### PROBLEM DETAILS
Tally the lines of the data that include the word "LESS" and state the total, nothing else.

### PROVIDED RECORDS
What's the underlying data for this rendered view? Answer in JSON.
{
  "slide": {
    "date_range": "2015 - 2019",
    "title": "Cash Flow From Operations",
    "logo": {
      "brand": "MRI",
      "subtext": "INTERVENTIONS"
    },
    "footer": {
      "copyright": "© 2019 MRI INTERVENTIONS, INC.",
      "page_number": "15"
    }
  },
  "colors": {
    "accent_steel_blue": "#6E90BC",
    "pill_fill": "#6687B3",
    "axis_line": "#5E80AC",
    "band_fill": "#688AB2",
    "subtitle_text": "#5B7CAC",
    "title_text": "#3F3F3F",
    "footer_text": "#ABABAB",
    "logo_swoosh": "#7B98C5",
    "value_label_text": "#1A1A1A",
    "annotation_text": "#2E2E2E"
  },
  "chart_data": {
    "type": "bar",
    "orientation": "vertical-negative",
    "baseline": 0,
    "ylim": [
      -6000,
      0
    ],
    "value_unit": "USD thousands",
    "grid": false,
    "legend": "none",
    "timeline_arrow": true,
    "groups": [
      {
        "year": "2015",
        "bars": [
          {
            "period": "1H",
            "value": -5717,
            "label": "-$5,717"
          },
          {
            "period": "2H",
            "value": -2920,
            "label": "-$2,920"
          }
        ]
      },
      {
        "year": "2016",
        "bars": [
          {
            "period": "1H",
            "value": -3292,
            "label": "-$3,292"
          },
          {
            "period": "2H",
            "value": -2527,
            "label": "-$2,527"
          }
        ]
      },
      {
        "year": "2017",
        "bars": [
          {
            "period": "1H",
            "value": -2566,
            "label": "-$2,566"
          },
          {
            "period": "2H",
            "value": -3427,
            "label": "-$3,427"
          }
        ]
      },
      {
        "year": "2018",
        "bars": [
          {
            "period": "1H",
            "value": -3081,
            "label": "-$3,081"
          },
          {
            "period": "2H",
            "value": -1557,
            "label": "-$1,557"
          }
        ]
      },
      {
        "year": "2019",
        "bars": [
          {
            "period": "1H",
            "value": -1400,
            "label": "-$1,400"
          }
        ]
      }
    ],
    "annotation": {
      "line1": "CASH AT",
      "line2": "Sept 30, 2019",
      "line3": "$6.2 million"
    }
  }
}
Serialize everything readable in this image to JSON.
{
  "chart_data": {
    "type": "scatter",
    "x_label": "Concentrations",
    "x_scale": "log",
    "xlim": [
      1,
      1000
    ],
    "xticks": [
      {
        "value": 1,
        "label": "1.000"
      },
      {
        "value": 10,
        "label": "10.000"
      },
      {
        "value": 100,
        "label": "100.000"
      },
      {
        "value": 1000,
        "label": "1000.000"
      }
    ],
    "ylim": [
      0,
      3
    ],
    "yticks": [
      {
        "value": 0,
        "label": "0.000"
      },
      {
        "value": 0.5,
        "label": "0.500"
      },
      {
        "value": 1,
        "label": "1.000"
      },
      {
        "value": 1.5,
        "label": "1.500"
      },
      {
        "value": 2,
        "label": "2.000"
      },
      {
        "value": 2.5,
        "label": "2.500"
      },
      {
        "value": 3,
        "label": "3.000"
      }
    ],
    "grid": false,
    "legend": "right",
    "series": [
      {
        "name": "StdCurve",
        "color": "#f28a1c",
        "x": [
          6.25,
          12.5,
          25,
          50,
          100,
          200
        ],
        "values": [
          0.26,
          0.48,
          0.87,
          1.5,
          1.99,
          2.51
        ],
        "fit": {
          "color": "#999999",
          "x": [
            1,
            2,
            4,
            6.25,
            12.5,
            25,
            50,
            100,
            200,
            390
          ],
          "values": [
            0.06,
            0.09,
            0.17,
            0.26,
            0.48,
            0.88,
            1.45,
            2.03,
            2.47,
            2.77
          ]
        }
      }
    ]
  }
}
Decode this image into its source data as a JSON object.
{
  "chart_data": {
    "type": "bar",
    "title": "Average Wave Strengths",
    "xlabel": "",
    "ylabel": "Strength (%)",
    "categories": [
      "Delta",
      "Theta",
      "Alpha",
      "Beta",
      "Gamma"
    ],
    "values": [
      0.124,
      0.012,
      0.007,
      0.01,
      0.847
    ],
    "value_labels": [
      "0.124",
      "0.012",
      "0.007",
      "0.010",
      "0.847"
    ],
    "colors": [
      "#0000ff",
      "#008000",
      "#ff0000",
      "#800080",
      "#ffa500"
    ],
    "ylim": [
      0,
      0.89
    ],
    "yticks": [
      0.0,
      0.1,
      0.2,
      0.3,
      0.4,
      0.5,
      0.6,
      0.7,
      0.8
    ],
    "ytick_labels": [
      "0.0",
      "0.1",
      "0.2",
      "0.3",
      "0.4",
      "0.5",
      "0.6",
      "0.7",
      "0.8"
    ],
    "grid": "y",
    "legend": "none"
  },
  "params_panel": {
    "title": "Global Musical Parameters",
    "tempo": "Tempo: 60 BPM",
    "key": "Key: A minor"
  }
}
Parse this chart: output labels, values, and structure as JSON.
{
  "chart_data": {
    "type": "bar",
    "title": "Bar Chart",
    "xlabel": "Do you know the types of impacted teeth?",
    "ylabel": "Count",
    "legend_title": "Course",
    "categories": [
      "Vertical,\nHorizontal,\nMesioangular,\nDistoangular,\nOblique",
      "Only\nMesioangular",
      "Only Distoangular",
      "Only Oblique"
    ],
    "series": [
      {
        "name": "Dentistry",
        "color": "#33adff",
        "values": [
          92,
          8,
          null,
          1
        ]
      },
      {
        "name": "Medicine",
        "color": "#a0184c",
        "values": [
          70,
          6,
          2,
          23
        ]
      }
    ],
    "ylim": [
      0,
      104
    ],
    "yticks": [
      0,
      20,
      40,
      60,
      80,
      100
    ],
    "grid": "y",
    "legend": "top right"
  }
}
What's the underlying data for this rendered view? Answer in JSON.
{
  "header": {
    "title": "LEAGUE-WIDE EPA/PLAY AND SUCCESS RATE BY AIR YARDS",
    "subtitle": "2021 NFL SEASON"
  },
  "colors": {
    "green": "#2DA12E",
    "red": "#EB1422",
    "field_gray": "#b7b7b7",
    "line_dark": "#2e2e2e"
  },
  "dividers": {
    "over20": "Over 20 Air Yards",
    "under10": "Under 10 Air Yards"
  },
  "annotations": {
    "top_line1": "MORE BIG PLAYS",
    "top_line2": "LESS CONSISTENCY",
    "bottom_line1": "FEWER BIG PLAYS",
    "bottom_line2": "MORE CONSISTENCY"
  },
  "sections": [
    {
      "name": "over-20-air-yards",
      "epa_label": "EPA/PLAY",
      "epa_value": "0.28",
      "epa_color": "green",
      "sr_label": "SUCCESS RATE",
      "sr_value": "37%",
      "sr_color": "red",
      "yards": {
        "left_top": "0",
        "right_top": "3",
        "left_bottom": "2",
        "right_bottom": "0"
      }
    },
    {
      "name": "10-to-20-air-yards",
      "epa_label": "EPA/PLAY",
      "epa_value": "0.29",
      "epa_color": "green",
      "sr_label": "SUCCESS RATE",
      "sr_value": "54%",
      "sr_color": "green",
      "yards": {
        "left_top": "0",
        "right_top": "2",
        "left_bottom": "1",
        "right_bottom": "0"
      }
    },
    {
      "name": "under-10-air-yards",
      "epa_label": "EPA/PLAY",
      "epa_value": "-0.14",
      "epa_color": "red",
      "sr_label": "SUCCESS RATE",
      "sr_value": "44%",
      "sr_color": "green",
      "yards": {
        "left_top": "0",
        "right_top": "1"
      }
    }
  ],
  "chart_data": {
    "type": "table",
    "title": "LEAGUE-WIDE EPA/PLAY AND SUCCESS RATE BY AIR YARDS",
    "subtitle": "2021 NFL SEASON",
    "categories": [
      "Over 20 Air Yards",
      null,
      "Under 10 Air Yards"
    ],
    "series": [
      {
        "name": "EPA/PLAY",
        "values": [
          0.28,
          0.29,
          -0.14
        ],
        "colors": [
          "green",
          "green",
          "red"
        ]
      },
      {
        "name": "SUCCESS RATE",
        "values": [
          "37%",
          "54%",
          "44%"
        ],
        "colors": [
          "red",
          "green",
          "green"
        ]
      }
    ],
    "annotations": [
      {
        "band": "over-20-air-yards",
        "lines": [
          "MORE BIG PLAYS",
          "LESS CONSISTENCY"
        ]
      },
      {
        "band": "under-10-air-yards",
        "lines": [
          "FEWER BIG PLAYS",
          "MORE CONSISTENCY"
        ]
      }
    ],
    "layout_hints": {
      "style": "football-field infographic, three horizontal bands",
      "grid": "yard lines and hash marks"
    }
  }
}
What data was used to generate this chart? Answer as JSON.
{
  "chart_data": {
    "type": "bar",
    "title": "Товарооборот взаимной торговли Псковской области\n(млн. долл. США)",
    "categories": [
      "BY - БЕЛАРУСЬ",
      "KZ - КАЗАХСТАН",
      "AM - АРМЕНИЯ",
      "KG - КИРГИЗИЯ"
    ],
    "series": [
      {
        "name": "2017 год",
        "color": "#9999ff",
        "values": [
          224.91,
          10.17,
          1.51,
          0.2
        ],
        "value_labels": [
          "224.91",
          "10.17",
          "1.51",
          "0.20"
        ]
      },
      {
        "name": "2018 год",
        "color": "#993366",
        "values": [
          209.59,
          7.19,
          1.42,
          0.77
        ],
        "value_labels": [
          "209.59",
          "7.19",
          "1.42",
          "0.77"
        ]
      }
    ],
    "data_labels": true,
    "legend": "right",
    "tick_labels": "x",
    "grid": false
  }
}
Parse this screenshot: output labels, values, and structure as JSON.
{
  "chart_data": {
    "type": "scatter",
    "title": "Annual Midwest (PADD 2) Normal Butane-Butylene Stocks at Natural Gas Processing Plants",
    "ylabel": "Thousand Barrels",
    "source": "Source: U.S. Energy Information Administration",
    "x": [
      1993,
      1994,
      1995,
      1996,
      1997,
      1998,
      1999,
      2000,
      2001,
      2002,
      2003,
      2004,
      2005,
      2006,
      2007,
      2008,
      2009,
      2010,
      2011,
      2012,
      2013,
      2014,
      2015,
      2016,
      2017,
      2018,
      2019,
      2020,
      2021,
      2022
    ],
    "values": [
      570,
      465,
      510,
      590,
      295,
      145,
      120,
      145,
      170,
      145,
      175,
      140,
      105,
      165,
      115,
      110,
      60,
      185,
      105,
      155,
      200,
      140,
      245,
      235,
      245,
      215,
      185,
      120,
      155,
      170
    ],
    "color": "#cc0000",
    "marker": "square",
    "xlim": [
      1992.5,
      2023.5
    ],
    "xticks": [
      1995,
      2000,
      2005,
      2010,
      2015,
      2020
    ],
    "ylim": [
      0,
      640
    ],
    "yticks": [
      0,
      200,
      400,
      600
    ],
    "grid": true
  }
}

### WRITTEN SOLUTION
2